==== Raw records
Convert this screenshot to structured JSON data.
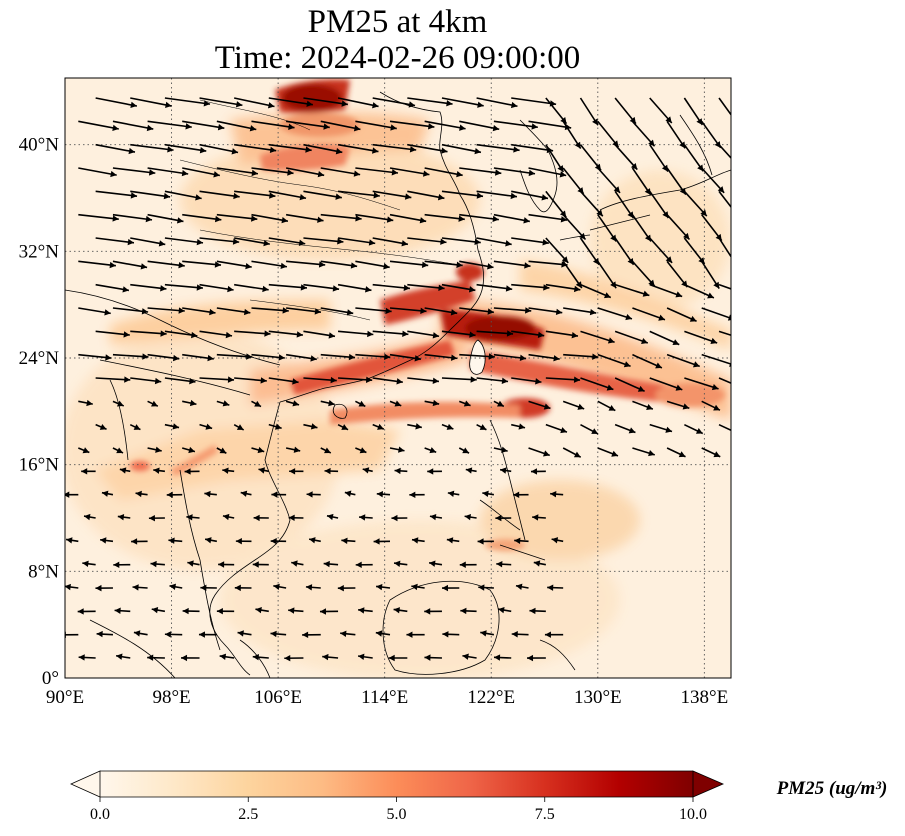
{
  "title": {
    "line1": "PM25 at 4km",
    "line2": "Time: 2024-02-26 09:00:00"
  },
  "map": {
    "region": "East and Southeast Asia",
    "lon_range": [
      90,
      140
    ],
    "lat_range": [
      0,
      45
    ],
    "lon_ticks": [
      90,
      98,
      106,
      114,
      122,
      130,
      138
    ],
    "lon_tick_labels": [
      "90°E",
      "98°E",
      "106°E",
      "114°E",
      "122°E",
      "130°E",
      "138°E"
    ],
    "lat_ticks": [
      0,
      8,
      16,
      24,
      32,
      40
    ],
    "lat_tick_labels": [
      "0°",
      "8°N",
      "16°N",
      "24°N",
      "32°N",
      "40°N"
    ],
    "gridlines": "dotted",
    "field": "PM25",
    "vectors": "wind arrows"
  },
  "colorbar": {
    "label": "PM25 (ug/m³)",
    "min": 0.0,
    "max": 10.0,
    "ticks": [
      0.0,
      2.5,
      5.0,
      7.5,
      10.0
    ],
    "tick_labels": [
      "0.0",
      "2.5",
      "5.0",
      "7.5",
      "10.0"
    ],
    "extend": "both",
    "colormap": "OrRd",
    "colors": [
      "#fff7ec",
      "#fee8c8",
      "#fdd49e",
      "#fdbb84",
      "#fc8d59",
      "#ef6548",
      "#d7301f",
      "#b30000",
      "#7f0000"
    ]
  }
}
========
- **Work to be completed**
Reproduce all of the data exactly, omitting each picture it holds.

- **Written solution**
Convert this screenshot to structured JSON data.
{
  "title": {
    "line1": "PM25 at 4km",
    "line2": "Time: 2024-02-26 09:00:00"
  },
  "map": {
    "region": "East and Southeast Asia",
    "lon_range": [
      90,
      140
    ],
    "lat_range": [
      0,
      45
    ],
    "lon_ticks": [
      90,
      98,
      106,
      114,
      122,
      130,
      138
    ],
    "lon_tick_labels": [
      "90°E",
      "98°E",
      "106°E",
      "114°E",
      "122°E",
      "130°E",
      "138°E"
    ],
    "lat_ticks": [
      0,
      8,
      16,
      24,
      32,
      40
    ],
    "lat_tick_labels": [
      "0°",
      "8°N",
      "16°N",
      "24°N",
      "32°N",
      "40°N"
    ],
    "gridlines": "dotted",
    "field": "PM25",
    "vectors": "wind arrows"
  },
  "colorbar": {
    "label": "PM25 (ug/m³)",
    "min": 0.0,
    "max": 10.0,
    "ticks": [
      0.0,
      2.5,
      5.0,
      7.5,
      10.0
    ],
    "tick_labels": [
      "0.0",
      "2.5",
      "5.0",
      "7.5",
      "10.0"
    ],
    "extend": "both",
    "colormap": "OrRd",
    "colors": [
      "#fff7ec",
      "#fee8c8",
      "#fdd49e",
      "#fdbb84",
      "#fc8d59",
      "#ef6548",
      "#d7301f",
      "#b30000",
      "#7f0000"
    ]
  }
}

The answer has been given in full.